Create DEPHY output file#

Write a single file to contain all domain-mean scalar and profile outputs. This code expects the write directory to be pre-existing (already created by the user). In the case that this output will be committed to the comble-mip GitHub repository, see above “Specify directory locations”.

# create DEPHY output file
dephy_filename = './' + my_gitdir + my_outfile
if os.path.exists(dephy_filename):
    os.remove(dephy_filename)
    print('The file ' + dephy_filename + ' has been deleted successfully')    
dephy_file = Dataset(dephy_filename,mode='w',format='NETCDF3_CLASSIC')

# create global attributes
dephy_file.title='DHARMA LES results for COMBLE-MIP case: fixed Nd and Ni'
dephy_file.reference='https://github.com/ARM-Development/comble-mip'
dephy_file.authors='Ann Fridlind (ann.fridlind@nasa.gov) and Florian Tornow (florian.tornow@nasa.gov)'
dephy_file.source=input_filename
dephy_file.version=dt.datetime.now().strftime('%Y-%m-%d %H:%M:%S')
dephy_file.format_version='DEPHY SCM format version 1.6'
dephy_file.script='convert_DHARMA_LES_output_to_dephy_format.ipynb'
dephy_file.startDate=start_dtime
dephy_file.force_geo=1
dephy_file.surfaceType='ocean (after spin-up)'
dephy_file.surfaceForcing='ts (after spin-up)'
dephy_file.lat=str(dharma_params['Coriolis'].lat) + ' deg N'
dephy_file.dx=str(dharma_params['geometry'].L_x/dharma_params['geometry'].nx) + ' m'
dephy_file.dy=str(dharma_params['geometry'].L_y/dharma_params['geometry'].ny) + ' m'
dephy_file.dz='see zf variable'
dephy_file.nx=dharma_params['geometry'].nx
dephy_file.ny=dharma_params['geometry'].ny
dephy_file.nz=dharma_params['geometry'].nz

# create dimensions
nz = dharma_snds.sizes['zt']
zf = dephy_file.createDimension('zf', nz)
zf = dephy_file.createVariable('zf', np.float64, ('zf',))
zf.units = 'm'
zf.long_name = 'height'
zf[:] = dharma_snds['zt'].data

ze = dephy_file.createDimension('ze', nz)
ze = dephy_file.createVariable('ze', np.float64, ('ze',))
ze.units = 'm'
ze.long_name = 'layer_top_height'
ze[:] = dharma_snds['zw'].data[1:]

nt = dharma_snds.sizes['time']
time = dephy_file.createDimension('time', nt)
time = dephy_file.createVariable('time', np.float64, ('time',))
time.units = 'seconds since ' + dephy_file.startDate
time.long_name = 'time'
# find time step and build time in seconds
delta_t = (dharma_snds['time'].data[1]-dharma_snds['time'].data[0])/np.timedelta64(1, "s")

-- EXTRACTED INFORMATION --

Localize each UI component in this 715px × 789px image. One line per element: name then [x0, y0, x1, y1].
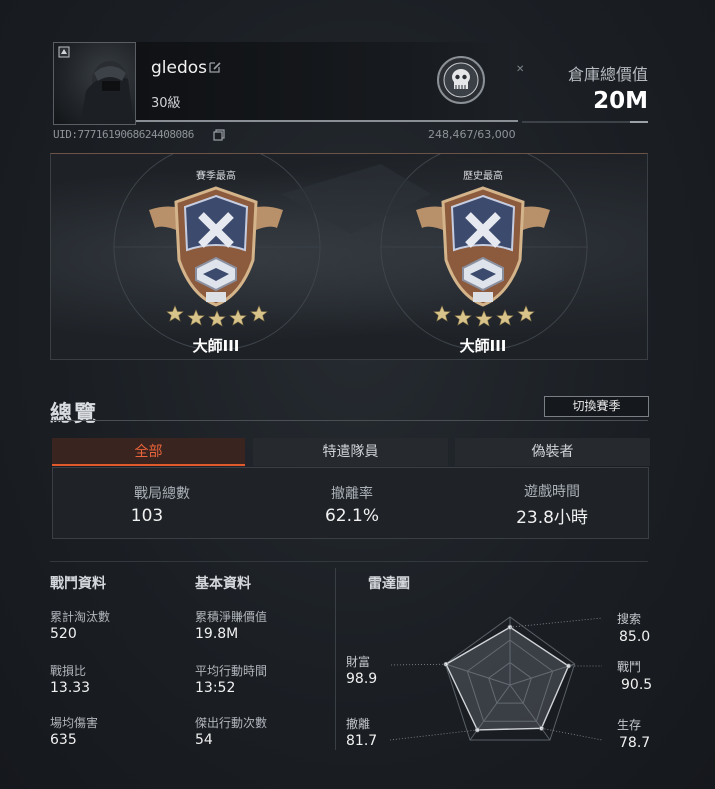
- radar-title: 雷達圖: [368, 576, 410, 592]
- extraction-rate-value: 62.1%: [324, 506, 379, 526]
- warehouse-underline: [522, 121, 648, 123]
- radar-axis-value: 85.0: [619, 629, 651, 645]
- star-icon: [208, 310, 226, 327]
- play-time-value: 23.8小時: [516, 508, 588, 528]
- stat-value: 520: [50, 626, 77, 642]
- star-icon: [166, 305, 184, 322]
- tab-disguisers[interactable]: 偽裝者: [455, 438, 650, 466]
- star-icon: [187, 309, 205, 326]
- section-divider: [50, 561, 648, 562]
- radar-leader-line: [509, 617, 603, 628]
- star-icon: [496, 309, 514, 326]
- stat-value: 54: [195, 732, 213, 748]
- overview-divider: [50, 420, 648, 421]
- play-time-label: 遊戲時間: [524, 484, 580, 500]
- radar-axis-label: 生存: [617, 718, 642, 732]
- stat-value: 635: [50, 732, 77, 748]
- warehouse-value-label: 倉庫總價值: [567, 65, 648, 84]
- player-level: 30級: [151, 96, 181, 111]
- total-matches-value: 103: [130, 506, 164, 526]
- radar-value-shape: [445, 626, 570, 731]
- warehouse-value: 20M: [593, 88, 648, 114]
- star-icon: [433, 305, 451, 322]
- star-icon: [250, 305, 268, 322]
- stat-value: 13.33: [50, 680, 91, 696]
- edit-icon[interactable]: [208, 60, 222, 74]
- avatar-badge-icon: [58, 46, 70, 58]
- overview-title: 總覽: [50, 402, 99, 427]
- soldier-portrait-icon: [80, 61, 134, 124]
- stat-label: 平均行動時間: [195, 664, 268, 678]
- history-rank-name: 大師III: [459, 337, 507, 355]
- player-uid: UID:7771619068624408086: [53, 128, 194, 141]
- radar-axis-label: 戰鬥: [617, 660, 642, 674]
- radar-point: [507, 624, 513, 630]
- season-rank-stars: [166, 305, 268, 327]
- stat-label: 累計淘汰數: [50, 610, 111, 624]
- experience-progress: 248,467/63,000: [428, 128, 516, 141]
- rank-panel: [50, 153, 648, 360]
- radar-point: [474, 727, 480, 733]
- skull-emblem-icon[interactable]: [436, 55, 486, 105]
- stat-label: 場均傷害: [50, 716, 99, 730]
- star-icon: [454, 309, 472, 326]
- radar-axis-label: 財富: [346, 655, 371, 669]
- extraction-rate-label: 撤離率: [331, 486, 373, 502]
- radar-axis-value: 90.5: [621, 677, 653, 693]
- copy-icon[interactable]: [213, 129, 225, 141]
- switch-season-button[interactable]: 切換賽季: [544, 396, 649, 417]
- radar-axis-label: 搜索: [617, 612, 642, 626]
- stat-value: 19.8M: [195, 626, 239, 642]
- radar-leader-line: [389, 663, 447, 666]
- history-rank-stars: [433, 305, 535, 327]
- radar-axis-value: 98.9: [346, 671, 378, 687]
- star-icon: [475, 310, 493, 327]
- player-avatar[interactable]: [53, 42, 136, 125]
- combat-stats-title: 戰鬥資料: [50, 576, 106, 592]
- radar-axis-value: 81.7: [346, 733, 378, 749]
- star-icon: [229, 309, 247, 326]
- radar-axis-label: 撤離: [346, 717, 371, 731]
- stat-label: 累積淨賺價值: [195, 610, 268, 624]
- star-icon: [517, 305, 535, 322]
- basic-stats-title: 基本資料: [195, 576, 251, 592]
- decor-mark: ✕: [516, 64, 525, 75]
- stat-label: 傑出行動次數: [195, 716, 268, 730]
- total-matches-label: 戰局總數: [134, 486, 190, 502]
- radar-axis-value: 78.7: [619, 735, 651, 751]
- tab-all[interactable]: 全部: [52, 438, 245, 466]
- radar-divider: [335, 568, 336, 750]
- radar-chart: [389, 616, 603, 741]
- tab-operatives[interactable]: 特遣隊員: [253, 438, 448, 466]
- season-rank-name: 大師III: [192, 337, 240, 355]
- stat-label: 戰損比: [50, 664, 87, 678]
- username: gledos: [151, 58, 208, 78]
- stat-value: 13:52: [195, 680, 236, 696]
- radar-leader-line: [389, 729, 478, 741]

-- TASK LIST --
• a. Write out the passage on the DEPHY output file word for word, beginning at the words "Write a single" and stopping after the words "been deleted successfully')".
• b. Write what comes next in the passage on the DEPHY output file, picking up after its last line.
None of the lines are needed here.

-- ANSWERS TO EACH TASK --
• a.
Write a single file to contain all domain-mean scalar and profile outputs. This code expects the write directory to be pre-existing (already created by the user). In the case that this output will be committed to the comble-mip GitHub repository, see above “Specify directory locations”.

# create DEPHY output file
dephy_filename = './' + my_gitdir + my_outfile
if os.path.exists(dephy_filename):
    os.remove(dephy_filename)
    print('The file ' + dephy_filename + ' has been deleted successfully')

• b.
time[:] = np.arange(nt)*delta_t

# create and fill variables
for index in vars_mean_list.index[2:]:
    std_name = vars_mean_list.standard_name.iat[index]
#   print(std_name) # debug
    var_name = vars_mean_list.variable_id.iat[index]
    mod_name = vars_mean_list.model_name.iat[index]
    c_factor = vars_mean_list.conv_factor.iat[index]
    if vars_mean_list.dimensions.iat[index]=='time':
        new_sca = dephy_file.createVariable(var_name, np.float64, ('time'))
        new_sca.units = vars_mean_list.units.iat[index]
        new_sca.long_name = std_name
        if vars_mean_list.model_name.iat[index]!='missing data' and mod_name in dharma_scas:
            if (var_name == 'z0'):
                new_sca[:] = np.round(dharma_scas[mod_name].data*c_factor,4)
            elif (var_name == 'z0h')| (var_name == 'z0q'):
                new_sca[:] = np.round(dharma_scas[mod_name].data*c_factor,7)
            else:
                new_sca[:] = dharma_scas[mod_name].data*c_factor
    if vars_mean_list.dimensions.iat[index]=='time, height':
        new_snd = dephy_file.createVariable(var_name, np.float64, ('time','zf'))
        new_snd.units = vars_mean_list.units.iat[index]
        new_snd.long_name = std_name
        if vars_mean_list.model_name.iat[index]!='missing data' and mod_name in dharma_snds: 
            new_snd[:] = dharma_snds[mod_name].data*c_factor

print(dephy_file)
dephy_file.close()

<class 'netCDF4._netCDF4.Dataset'>
root group (NETCDF3_CLASSIC data model, file format NETCDF3):
    title: DHARMA LES results for COMBLE-MIP case: fixed Nd and Ni
    reference: https://github.com/ARM-Development/comble-mip
    authors: Ann Fridlind (ann.fridlind@nasa.gov) and Florian Tornow (florian.tornow@nasa.gov)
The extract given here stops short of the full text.